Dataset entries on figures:

◇ ◇ ◇ ◇

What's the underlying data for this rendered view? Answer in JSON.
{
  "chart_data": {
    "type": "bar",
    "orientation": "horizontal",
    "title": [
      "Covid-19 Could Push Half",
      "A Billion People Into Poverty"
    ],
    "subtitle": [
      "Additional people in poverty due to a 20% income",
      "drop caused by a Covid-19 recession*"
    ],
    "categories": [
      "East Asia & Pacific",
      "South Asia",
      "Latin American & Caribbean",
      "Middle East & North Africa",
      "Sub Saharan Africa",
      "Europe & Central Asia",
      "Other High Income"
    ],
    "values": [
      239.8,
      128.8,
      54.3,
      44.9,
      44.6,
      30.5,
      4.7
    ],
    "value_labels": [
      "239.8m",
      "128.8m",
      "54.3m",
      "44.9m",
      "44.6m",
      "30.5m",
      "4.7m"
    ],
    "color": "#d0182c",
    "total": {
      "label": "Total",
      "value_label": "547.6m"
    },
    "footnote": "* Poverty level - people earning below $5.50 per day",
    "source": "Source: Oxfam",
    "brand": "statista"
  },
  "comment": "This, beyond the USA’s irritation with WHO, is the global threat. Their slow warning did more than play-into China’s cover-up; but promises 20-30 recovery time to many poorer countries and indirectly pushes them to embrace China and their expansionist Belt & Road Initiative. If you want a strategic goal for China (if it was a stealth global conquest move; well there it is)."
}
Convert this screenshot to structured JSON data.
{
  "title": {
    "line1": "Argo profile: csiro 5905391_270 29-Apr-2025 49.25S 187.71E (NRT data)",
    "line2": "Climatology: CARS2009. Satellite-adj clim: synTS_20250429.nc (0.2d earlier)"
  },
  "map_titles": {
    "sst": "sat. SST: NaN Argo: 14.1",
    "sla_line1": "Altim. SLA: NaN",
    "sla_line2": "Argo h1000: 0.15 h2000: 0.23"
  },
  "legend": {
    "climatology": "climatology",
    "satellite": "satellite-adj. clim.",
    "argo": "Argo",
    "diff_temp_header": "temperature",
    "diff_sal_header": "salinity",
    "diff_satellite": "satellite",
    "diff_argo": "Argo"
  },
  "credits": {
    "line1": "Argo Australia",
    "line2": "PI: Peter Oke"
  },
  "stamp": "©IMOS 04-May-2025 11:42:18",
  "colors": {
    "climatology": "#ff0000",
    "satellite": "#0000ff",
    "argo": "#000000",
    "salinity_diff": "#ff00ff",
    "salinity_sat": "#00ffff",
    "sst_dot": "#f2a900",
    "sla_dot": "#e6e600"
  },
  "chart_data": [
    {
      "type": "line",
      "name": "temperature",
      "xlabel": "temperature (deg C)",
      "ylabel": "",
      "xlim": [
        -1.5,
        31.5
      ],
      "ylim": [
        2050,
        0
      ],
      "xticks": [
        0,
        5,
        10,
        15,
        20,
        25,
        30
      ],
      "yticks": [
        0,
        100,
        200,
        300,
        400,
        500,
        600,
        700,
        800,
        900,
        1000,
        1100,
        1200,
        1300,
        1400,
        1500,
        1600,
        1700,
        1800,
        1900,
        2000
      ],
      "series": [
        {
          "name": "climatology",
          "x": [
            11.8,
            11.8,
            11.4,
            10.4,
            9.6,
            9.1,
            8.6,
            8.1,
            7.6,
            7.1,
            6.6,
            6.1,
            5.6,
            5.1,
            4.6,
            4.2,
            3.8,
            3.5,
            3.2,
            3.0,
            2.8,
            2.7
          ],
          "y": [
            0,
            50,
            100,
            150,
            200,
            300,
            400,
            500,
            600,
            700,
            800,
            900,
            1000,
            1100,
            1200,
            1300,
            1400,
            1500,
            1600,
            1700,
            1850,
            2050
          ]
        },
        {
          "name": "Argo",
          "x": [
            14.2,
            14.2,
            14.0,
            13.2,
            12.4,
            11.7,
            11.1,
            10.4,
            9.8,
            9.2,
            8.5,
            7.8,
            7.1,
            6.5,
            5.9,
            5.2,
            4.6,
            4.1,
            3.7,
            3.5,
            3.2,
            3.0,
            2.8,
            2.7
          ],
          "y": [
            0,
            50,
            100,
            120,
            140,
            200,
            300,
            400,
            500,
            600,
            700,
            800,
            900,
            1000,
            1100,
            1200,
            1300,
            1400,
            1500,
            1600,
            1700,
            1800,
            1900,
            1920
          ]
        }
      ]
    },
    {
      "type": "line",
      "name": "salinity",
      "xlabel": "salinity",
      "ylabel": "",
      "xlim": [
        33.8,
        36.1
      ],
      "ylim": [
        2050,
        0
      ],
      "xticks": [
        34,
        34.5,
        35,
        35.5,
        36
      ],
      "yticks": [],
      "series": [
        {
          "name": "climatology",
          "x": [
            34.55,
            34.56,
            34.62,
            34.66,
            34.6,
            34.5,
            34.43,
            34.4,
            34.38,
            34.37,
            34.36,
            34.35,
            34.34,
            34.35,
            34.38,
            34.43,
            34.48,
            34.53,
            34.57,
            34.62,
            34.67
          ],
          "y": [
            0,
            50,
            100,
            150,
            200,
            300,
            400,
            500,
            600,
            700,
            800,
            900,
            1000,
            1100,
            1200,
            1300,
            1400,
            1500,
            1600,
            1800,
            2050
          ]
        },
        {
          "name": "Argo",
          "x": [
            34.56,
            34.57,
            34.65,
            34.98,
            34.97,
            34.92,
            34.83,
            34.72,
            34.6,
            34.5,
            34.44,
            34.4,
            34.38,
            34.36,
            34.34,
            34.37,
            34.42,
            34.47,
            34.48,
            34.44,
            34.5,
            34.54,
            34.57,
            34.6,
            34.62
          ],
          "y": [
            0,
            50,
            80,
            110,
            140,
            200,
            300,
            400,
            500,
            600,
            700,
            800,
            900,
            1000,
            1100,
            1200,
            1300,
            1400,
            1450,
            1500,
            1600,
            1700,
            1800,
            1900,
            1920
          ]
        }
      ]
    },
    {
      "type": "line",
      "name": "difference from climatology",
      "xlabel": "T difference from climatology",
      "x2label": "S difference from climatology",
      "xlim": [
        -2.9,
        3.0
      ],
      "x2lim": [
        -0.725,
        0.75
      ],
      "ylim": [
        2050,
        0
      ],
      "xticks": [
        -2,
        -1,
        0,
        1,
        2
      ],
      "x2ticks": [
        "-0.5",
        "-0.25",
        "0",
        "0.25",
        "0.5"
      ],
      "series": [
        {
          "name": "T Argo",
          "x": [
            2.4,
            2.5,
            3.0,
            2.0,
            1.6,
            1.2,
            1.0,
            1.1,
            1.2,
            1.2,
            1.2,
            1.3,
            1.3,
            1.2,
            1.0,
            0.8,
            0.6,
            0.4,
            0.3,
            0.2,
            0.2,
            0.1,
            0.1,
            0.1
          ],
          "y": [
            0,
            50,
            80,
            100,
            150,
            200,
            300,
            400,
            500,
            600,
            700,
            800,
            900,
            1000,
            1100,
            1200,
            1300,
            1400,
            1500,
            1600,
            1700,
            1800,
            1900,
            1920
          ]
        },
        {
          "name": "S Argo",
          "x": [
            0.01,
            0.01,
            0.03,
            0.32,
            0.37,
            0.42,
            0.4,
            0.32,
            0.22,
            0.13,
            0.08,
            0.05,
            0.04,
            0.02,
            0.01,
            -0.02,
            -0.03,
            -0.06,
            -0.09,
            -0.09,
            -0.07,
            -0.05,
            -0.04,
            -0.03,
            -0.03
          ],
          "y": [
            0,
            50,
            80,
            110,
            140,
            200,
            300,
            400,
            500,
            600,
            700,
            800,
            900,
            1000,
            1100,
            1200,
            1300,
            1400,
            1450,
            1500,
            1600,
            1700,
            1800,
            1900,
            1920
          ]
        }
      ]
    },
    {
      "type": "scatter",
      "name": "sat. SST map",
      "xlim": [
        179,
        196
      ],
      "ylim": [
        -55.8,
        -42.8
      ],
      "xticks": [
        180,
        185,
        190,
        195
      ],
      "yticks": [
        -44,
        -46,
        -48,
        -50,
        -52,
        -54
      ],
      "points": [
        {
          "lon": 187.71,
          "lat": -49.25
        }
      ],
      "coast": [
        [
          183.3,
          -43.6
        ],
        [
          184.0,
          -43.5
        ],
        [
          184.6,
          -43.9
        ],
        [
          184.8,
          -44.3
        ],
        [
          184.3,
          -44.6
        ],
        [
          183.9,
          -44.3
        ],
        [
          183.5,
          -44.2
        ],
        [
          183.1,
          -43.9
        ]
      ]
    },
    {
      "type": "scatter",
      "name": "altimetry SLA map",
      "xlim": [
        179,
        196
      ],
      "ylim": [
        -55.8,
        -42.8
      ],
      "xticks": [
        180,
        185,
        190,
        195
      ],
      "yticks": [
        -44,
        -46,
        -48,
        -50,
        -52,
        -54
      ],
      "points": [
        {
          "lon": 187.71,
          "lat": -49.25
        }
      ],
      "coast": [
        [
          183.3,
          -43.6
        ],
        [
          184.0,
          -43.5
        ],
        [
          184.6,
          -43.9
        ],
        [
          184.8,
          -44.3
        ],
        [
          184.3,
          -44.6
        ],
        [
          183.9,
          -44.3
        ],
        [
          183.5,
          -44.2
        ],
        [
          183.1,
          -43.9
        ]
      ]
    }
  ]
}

◇ ◇ ◇ ◇

_Directive_: Copy each line of the records above that carries the word "Asia".

_Final result_:
      "East Asia & Pacific",
      "South Asia",
      "Europe & Central Asia",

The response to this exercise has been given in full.